* **Activity**
Start to finish, repeat the records exactly.

[Exercise material]

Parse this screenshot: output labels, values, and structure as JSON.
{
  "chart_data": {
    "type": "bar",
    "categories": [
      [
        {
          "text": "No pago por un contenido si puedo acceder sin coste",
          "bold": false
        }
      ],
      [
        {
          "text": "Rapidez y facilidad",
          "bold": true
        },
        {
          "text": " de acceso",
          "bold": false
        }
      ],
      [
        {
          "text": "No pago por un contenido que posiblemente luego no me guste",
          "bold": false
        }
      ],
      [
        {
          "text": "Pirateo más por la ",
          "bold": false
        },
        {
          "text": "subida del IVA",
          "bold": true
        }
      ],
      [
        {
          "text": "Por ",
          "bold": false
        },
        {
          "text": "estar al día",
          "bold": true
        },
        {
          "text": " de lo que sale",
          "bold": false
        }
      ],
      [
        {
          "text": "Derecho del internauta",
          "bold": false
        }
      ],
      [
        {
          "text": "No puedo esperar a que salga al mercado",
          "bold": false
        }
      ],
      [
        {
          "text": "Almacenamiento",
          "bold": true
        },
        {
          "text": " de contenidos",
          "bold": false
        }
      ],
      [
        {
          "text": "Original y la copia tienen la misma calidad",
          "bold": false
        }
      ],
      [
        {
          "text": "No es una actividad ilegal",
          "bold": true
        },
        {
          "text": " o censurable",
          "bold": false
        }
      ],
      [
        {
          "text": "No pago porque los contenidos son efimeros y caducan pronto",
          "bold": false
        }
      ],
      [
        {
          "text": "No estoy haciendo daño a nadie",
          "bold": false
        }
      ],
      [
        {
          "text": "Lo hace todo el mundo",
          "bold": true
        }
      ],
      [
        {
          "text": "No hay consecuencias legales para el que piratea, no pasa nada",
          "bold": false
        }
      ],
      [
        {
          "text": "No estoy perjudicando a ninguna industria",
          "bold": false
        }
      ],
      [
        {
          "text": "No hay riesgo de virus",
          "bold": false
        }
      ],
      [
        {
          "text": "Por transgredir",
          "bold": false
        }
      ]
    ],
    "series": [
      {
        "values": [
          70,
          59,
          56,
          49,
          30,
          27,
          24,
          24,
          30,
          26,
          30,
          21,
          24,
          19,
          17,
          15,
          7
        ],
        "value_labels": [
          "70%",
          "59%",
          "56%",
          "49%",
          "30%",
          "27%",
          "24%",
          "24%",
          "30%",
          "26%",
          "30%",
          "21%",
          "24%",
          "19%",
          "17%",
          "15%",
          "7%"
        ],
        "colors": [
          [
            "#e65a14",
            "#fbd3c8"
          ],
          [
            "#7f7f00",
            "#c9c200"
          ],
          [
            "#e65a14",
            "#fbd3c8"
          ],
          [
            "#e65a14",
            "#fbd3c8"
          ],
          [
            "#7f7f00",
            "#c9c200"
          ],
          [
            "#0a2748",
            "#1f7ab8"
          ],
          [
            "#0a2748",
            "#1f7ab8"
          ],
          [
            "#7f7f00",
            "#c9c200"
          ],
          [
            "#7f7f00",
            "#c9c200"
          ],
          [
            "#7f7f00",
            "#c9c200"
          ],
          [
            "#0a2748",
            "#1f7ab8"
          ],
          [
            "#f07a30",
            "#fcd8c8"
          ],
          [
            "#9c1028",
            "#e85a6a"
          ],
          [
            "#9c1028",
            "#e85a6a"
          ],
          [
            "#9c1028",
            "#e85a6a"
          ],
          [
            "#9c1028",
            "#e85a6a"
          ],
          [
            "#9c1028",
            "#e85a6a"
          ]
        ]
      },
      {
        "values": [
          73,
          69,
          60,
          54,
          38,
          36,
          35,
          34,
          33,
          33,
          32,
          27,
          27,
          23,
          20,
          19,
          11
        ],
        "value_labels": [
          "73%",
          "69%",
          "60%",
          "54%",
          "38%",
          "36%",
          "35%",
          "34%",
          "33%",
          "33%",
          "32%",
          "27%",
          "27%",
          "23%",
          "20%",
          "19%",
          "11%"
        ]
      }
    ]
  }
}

[/Exercise material]

* **Solution to the exercise**
Parse this screenshot: output labels, values, and structure as JSON.
{
  "chart_data": {
    "type": "bar",
    "categories": [
      [
        {
          "text": "No pago por un contenido si puedo acceder sin coste",
          "bold": false
        }
      ],
      [
        {
          "text": "Rapidez y facilidad",
          "bold": true
        },
        {
          "text": " de acceso",
          "bold": false
        }
      ],
      [
        {
          "text": "No pago por un contenido que posiblemente luego no me guste",
          "bold": false
        }
      ],
      [
        {
          "text": "Pirateo más por la ",
          "bold": false
        },
        {
          "text": "subida del IVA",
          "bold": true
        }
      ],
      [
        {
          "text": "Por ",
          "bold": false
        },
        {
          "text": "estar al día",
          "bold": true
        },
        {
          "text": " de lo que sale",
          "bold": false
        }
      ],
      [
        {
          "text": "Derecho del internauta",
          "bold": false
        }
      ],
      [
        {
          "text": "No puedo esperar a que salga al mercado",
          "bold": false
        }
      ],
      [
        {
          "text": "Almacenamiento",
          "bold": true
        },
        {
          "text": " de contenidos",
          "bold": false
        }
      ],
      [
        {
          "text": "Original y la copia tienen la misma calidad",
          "bold": false
        }
      ],
      [
        {
          "text": "No es una actividad ilegal",
          "bold": true
        },
        {
          "text": " o censurable",
          "bold": false
        }
      ],
      [
        {
          "text": "No pago porque los contenidos son efimeros y caducan pronto",
          "bold": false
        }
      ],
      [
        {
          "text": "No estoy haciendo daño a nadie",
          "bold": false
        }
      ],
      [
        {
          "text": "Lo hace todo el mundo",
          "bold": true
        }
      ],
      [
        {
          "text": "No hay consecuencias legales para el que piratea, no pasa nada",
          "bold": false
        }
      ],
      [
        {
          "text": "No estoy perjudicando a ninguna industria",
          "bold": false
        }
      ],
      [
        {
          "text": "No hay riesgo de virus",
          "bold": false
        }
      ],
      [
        {
          "text": "Por transgredir",
          "bold": false
        }
      ]
    ],
    "series": [
      {
        "values": [
          70,
          59,
          56,
          49,
          30,
          27,
          24,
          24,
          30,
          26,
          30,
          21,
          24,
          19,
          17,
          15,
          7
        ],
        "value_labels": [
          "70%",
          "59%",
          "56%",
          "49%",
          "30%",
          "27%",
          "24%",
          "24%",
          "30%",
          "26%",
          "30%",
          "21%",
          "24%",
          "19%",
          "17%",
          "15%",
          "7%"
        ],
        "colors": [
          [
            "#e65a14",
            "#fbd3c8"
          ],
          [
            "#7f7f00",
            "#c9c200"
          ],
          [
            "#e65a14",
            "#fbd3c8"
          ],
          [
            "#e65a14",
            "#fbd3c8"
          ],
          [
            "#7f7f00",
            "#c9c200"
          ],
          [
            "#0a2748",
            "#1f7ab8"
          ],
          [
            "#0a2748",
            "#1f7ab8"
          ],
          [
            "#7f7f00",
            "#c9c200"
          ],
          [
            "#7f7f00",
            "#c9c200"
          ],
          [
            "#7f7f00",
            "#c9c200"
          ],
          [
            "#0a2748",
            "#1f7ab8"
          ],
          [
            "#f07a30",
            "#fcd8c8"
          ],
          [
            "#9c1028",
            "#e85a6a"
          ],
          [
            "#9c1028",
            "#e85a6a"
          ],
          [
            "#9c1028",
            "#e85a6a"
          ],
          [
            "#9c1028",
            "#e85a6a"
          ],
          [
            "#9c1028",
            "#e85a6a"
          ]
        ]
      },
      {
        "values": [
          73,
          69,
          60,
          54,
          38,
          36,
          35,
          34,
          33,
          33,
          32,
          27,
          27,
          23,
          20,
          19,
          11
        ],
        "value_labels": [
          "73%",
          "69%",
          "60%",
          "54%",
          "38%",
          "36%",
          "35%",
          "34%",
          "33%",
          "33%",
          "32%",
          "27%",
          "27%",
          "23%",
          "20%",
          "19%",
          "11%"
        ]
      }
    ]
  }
}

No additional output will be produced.